Each record must be retyped in full. No character may differ.

──────────────────────────────

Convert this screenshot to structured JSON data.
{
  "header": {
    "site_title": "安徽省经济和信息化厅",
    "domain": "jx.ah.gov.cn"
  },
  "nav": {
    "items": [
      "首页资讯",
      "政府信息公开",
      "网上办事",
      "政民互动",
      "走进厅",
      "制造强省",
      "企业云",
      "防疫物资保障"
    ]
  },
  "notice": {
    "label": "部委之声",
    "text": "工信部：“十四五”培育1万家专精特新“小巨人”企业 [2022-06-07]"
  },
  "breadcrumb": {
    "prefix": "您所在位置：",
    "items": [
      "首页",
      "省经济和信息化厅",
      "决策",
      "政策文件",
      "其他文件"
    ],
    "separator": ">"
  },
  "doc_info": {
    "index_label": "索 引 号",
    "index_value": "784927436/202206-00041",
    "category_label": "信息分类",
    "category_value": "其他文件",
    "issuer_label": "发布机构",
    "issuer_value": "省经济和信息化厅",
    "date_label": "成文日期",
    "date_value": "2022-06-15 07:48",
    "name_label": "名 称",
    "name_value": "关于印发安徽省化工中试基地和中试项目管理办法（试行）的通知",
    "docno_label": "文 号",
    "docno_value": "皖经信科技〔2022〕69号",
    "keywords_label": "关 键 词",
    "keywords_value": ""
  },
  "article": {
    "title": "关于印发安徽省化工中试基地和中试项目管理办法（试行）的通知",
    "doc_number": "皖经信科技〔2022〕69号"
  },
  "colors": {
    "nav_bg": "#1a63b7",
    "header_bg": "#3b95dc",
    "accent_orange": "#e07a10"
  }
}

──────────────────────────────

Written answer ::
Convert this screenshot to structured JSON data.
{
  "header": {
    "site_title": "安徽省经济和信息化厅",
    "domain": "jx.ah.gov.cn"
  },
  "nav": {
    "items": [
      "首页资讯",
      "政府信息公开",
      "网上办事",
      "政民互动",
      "走进厅",
      "制造强省",
      "企业云",
      "防疫物资保障"
    ]
  },
  "notice": {
    "label": "部委之声",
    "text": "工信部：“十四五”培育1万家专精特新“小巨人”企业 [2022-06-07]"
  },
  "breadcrumb": {
    "prefix": "您所在位置：",
    "items": [
      "首页",
      "省经济和信息化厅",
      "决策",
      "政策文件",
      "其他文件"
    ],
    "separator": ">"
  },
  "doc_info": {
    "index_label": "索 引 号",
    "index_value": "784927436/202206-00041",
    "category_label": "信息分类",
    "category_value": "其他文件",
    "issuer_label": "发布机构",
    "issuer_value": "省经济和信息化厅",
    "date_label": "成文日期",
    "date_value": "2022-06-15 07:48",
    "name_label": "名 称",
    "name_value": "关于印发安徽省化工中试基地和中试项目管理办法（试行）的通知",
    "docno_label": "文 号",
    "docno_value": "皖经信科技〔2022〕69号",
    "keywords_label": "关 键 词",
    "keywords_value": ""
  },
  "article": {
    "title": "关于印发安徽省化工中试基地和中试项目管理办法（试行）的通知",
    "doc_number": "皖经信科技〔2022〕69号"
  },
  "colors": {
    "nav_bg": "#1a63b7",
    "header_bg": "#3b95dc",
    "accent_orange": "#e07a10"
  }
}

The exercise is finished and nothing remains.